== Tareas ==
A. ¿Qué películas se nombran por su título en el texto sobre María Casares?
B. Reproduce sin cambios el pasaje del texto sobre María Casares comprendido entre "Cuando en 1950" y "hasta la noche.", ambos incluidos.

== Texto propuesto ==
..............................

En la posguerra padeció tosferina y rubeola; a veces le entraban ataques de urticaria, erupciones, temblores insoportables de una timidez que conjuraba con whisky antes de las funciones. Pero, como avanzando por una selva a machetazos, impuso su talento en el teatro y se fueron sucediendo los éxitos, los personajes (clásicos y modernos, griegos y franceses, isabelinos y camusianos: tras El malentendido, estrenó Los justos, en 1949), las giras internacionales, el descubrimiento de Argentina durante uno de sus viajes americanos y que consideró un segundo hogar, la apoteosis del Festival de Avignon con lady Macbeth…

La Princesa y La Muerte, con Cocteau

Cuando en 1950 Jean Cocteau la solicitó para el doble papel de La Princesa y La Muerte en Orfeo, ella aceptó por la admiración y el cariño que sentía por el poeta y cineasta. En esta reinterpretación del mito clásico en clave contemporánea, la presencia de Casares es la proyección de su propia imagen vital: vestida de negro, con sus imponentes ojos oscuros, llameantes, su personaje, como ella, ama hasta la desesperación a Orfeo y se sacrifica por él para evitarle la muerte, una condena que recibe del inframundo cuando para rescatar a su amada muerta, Eurídice, infringe el mandato de no mirarla mientras asciende de nuevo a la tierra. Casares no entendía la película, pero cumplió disciplinadamente, en unos meses de intenso trabajo, rodando de ocho de la mañana a cinco de la tarde, y aún le quedaba la función vespertina del teatro, que duraba hasta la noche.

Cocteau volvió a contar con ella, nueve años más tarde, para una continuación de Orfeo, El testamento de Orfeo, una muestra surrealista, narcisista del propio Cocteau, en la que Casares ejercía como juez del inframundo que juzga al propio poeta. La película coincidió con el despegue de la nouvelle vague, pero ninguno de los jóvenes turcos se interesó por la actriz, aún joven (en 1960 cumplió 38 años). Fue una época, recordó, de hundimiento, de depresión, abducida totalmente por el teatro y casi sin vida propia, como se reprochará posteriormente. Se había abandonado por completo a su profesión y había dejado de vivir. La redimió parcialmente Cher menteur, un tremendo éxito económico teatral que le permitió comprarse una finca próxima a París, desde donde intentó reorganizar su vida. En el cine ya no volverá a hacer nada relevante. Aceptará personajes secundarios en películas olvidadas o, rara vez, estimables ya al final de su trayectoria (como La lectora, de Michel Deville), alternándolos con adaptaciones de obras teatrales para la televisión.

María Casares y Jean Marais, en ‘Orfeo’. Foto cedida por la Filmoteca Española.

..............................

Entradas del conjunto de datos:
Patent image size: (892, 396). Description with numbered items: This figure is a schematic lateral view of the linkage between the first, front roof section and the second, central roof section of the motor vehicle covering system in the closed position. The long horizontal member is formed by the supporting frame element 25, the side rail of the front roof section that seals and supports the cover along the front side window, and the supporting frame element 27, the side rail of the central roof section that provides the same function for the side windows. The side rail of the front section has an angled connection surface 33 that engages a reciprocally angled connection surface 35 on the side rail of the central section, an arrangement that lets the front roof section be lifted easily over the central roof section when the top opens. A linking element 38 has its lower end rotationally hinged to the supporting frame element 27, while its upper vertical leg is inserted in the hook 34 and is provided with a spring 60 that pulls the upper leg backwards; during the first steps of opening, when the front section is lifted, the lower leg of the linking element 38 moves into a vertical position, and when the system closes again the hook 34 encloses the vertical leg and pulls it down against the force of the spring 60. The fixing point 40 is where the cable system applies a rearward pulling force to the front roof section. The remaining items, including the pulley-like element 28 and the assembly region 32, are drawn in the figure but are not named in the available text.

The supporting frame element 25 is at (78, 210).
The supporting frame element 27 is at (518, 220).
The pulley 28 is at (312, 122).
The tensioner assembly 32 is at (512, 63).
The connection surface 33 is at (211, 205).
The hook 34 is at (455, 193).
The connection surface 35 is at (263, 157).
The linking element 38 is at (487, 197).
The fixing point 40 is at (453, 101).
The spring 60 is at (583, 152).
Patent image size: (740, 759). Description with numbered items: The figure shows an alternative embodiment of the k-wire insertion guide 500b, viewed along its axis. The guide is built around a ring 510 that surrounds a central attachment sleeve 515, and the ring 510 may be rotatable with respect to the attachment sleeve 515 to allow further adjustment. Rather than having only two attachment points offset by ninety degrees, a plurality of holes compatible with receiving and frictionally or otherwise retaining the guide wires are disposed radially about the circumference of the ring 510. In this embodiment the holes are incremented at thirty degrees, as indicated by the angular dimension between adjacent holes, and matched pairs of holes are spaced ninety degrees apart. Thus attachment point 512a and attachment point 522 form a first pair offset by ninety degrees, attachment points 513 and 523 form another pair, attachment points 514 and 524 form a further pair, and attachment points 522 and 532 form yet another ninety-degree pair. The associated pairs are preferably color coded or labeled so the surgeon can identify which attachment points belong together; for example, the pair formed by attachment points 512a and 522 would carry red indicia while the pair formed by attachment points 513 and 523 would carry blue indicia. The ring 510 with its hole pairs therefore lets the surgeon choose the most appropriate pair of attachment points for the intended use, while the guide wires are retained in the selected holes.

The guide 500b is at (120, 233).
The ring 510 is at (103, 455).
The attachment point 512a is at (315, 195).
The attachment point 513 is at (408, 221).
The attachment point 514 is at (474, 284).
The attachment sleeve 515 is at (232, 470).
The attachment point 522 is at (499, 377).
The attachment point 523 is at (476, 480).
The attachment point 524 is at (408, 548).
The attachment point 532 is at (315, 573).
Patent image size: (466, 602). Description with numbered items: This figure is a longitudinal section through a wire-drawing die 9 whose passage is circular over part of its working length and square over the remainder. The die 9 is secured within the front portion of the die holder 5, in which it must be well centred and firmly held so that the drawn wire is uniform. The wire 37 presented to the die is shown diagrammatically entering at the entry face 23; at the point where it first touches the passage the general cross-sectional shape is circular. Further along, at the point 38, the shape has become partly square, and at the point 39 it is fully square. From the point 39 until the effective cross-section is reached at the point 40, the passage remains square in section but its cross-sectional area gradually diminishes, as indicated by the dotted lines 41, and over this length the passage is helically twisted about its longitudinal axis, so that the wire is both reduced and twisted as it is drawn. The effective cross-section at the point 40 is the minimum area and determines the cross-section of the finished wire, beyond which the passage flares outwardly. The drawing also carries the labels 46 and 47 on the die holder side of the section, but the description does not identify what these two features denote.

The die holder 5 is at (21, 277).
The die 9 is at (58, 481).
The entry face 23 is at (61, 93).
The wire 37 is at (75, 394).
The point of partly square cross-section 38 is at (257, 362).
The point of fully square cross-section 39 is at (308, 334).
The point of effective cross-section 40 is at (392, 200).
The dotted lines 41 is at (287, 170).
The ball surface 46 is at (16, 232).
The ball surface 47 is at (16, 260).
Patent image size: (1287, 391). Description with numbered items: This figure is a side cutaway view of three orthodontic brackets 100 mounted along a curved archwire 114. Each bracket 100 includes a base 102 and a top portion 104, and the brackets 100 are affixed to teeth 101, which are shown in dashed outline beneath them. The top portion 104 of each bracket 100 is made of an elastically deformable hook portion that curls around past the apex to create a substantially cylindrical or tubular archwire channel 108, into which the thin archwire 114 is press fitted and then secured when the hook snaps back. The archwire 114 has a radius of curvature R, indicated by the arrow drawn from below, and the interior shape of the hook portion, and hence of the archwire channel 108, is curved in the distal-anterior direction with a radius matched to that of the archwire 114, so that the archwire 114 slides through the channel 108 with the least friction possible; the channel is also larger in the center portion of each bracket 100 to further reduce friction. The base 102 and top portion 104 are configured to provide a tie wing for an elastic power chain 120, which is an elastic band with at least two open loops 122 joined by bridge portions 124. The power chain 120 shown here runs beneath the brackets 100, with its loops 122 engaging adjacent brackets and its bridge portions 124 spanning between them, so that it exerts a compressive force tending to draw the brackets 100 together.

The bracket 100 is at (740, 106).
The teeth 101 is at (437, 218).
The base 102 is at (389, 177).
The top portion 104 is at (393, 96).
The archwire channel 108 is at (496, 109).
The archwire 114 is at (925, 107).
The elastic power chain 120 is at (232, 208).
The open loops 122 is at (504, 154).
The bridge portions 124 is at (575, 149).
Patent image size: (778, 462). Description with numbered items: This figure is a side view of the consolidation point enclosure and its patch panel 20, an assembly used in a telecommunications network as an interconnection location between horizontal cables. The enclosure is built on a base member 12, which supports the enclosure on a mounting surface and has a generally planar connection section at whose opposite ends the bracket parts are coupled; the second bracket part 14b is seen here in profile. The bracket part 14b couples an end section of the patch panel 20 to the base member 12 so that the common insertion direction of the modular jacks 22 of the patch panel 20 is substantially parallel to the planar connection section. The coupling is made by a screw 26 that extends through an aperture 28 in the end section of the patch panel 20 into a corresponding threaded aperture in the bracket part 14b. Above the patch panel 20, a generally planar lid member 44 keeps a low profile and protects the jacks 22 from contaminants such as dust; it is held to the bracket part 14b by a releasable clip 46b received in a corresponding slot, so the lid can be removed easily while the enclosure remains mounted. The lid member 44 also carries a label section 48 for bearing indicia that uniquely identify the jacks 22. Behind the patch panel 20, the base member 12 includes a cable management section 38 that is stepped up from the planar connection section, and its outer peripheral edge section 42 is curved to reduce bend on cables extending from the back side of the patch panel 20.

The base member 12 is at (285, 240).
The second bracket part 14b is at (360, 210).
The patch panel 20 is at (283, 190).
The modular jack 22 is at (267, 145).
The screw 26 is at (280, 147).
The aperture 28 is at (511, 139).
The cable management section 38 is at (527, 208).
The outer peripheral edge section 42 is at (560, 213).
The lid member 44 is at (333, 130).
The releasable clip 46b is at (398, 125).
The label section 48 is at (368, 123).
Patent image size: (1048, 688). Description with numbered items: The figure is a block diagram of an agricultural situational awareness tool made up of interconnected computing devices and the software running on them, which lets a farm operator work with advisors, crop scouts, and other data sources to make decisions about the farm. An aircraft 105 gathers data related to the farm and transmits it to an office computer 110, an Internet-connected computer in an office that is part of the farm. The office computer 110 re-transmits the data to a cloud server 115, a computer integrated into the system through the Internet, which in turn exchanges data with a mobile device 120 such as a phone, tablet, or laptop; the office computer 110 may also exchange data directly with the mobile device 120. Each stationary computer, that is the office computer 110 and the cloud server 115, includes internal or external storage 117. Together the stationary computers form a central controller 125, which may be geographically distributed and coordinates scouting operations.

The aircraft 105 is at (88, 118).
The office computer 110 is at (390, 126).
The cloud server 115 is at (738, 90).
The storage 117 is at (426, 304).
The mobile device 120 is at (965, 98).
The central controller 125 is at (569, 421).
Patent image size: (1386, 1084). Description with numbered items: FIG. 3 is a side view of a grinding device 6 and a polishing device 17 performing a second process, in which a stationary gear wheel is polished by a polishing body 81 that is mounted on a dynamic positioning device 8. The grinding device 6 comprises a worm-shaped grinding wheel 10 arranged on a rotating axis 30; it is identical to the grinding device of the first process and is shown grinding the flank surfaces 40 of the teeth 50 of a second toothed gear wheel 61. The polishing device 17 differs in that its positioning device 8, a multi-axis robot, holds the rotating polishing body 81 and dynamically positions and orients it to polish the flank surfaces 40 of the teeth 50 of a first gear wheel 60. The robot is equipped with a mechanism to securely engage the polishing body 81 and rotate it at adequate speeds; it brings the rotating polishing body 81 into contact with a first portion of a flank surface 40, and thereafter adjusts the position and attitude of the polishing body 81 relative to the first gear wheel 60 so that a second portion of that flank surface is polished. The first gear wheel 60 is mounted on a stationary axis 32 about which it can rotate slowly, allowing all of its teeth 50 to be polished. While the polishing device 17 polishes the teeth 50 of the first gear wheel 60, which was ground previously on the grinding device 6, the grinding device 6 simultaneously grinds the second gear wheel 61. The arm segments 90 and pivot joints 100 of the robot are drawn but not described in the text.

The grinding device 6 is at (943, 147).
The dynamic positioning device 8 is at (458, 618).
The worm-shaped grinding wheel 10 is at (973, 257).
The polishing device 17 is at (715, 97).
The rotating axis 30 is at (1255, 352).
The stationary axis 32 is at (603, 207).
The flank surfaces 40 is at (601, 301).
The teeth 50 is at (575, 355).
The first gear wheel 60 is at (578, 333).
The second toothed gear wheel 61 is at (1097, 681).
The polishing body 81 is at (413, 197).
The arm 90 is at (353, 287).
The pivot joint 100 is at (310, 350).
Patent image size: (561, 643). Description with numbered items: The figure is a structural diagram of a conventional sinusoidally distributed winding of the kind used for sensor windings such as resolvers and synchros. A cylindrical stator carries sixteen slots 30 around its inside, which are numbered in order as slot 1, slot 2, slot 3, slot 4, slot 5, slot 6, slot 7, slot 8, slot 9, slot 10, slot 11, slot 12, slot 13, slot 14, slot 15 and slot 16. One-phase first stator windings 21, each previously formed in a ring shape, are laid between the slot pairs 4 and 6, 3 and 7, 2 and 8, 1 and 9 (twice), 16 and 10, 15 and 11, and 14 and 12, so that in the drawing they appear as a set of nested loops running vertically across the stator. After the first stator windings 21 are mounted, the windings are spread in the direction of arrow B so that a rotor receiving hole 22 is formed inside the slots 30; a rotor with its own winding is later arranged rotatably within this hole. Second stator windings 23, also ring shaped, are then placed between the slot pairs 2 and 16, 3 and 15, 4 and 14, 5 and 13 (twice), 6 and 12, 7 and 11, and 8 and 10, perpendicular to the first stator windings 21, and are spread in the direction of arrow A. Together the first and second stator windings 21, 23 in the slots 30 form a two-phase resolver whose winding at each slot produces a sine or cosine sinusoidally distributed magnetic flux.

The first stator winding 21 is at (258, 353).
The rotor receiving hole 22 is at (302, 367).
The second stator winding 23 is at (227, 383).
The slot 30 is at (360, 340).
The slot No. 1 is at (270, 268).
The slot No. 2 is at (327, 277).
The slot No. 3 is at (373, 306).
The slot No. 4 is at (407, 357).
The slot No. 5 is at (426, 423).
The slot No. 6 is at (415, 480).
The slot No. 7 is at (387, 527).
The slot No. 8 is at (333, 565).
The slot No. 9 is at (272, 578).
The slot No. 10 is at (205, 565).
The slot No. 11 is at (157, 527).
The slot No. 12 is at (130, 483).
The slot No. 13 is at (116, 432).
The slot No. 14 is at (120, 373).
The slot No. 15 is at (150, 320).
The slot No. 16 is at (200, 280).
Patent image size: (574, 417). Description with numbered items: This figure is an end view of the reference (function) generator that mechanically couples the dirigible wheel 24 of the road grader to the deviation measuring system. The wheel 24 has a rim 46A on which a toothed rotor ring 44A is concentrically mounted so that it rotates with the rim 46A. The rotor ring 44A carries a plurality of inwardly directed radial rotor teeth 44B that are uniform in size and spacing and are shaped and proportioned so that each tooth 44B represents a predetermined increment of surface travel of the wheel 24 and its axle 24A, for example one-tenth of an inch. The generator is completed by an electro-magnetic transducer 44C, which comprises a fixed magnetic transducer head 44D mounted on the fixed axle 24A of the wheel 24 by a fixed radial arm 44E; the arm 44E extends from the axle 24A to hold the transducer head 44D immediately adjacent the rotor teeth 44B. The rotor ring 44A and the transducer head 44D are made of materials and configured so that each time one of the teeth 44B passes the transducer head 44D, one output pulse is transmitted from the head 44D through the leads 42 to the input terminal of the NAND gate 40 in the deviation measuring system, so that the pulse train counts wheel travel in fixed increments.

..............................

== Respuestas ==
A. Orfeo, El testamento de Orfeo y La lectora.

B.
Cuando en 1950 Jean Cocteau la solicitó para el doble papel de La Princesa y La Muerte en Orfeo, ella aceptó por la admiración y el cariño que sentía por el poeta y cineasta. En esta reinterpretación del mito clásico en clave contemporánea, la presencia de Casares es la proyección de su propia imagen vital: vestida de negro, con sus imponentes ojos oscuros, llameantes, su personaje, como ella, ama hasta la desesperación a Orfeo y se sacrifica por él para evitarle la muerte, una condena que recibe del inframundo cuando para rescatar a su amada muerta, Eurídice, infringe el mandato de no mirarla mientras asciende de nuevo a la tierra. Casares no entendía la película, pero cumplió disciplinadamente, en unos meses de intenso trabajo, rodando de ocho de la mañana a cinco de la tarde, y aún le quedaba la función vespertina del teatro, que duraba hasta la noche.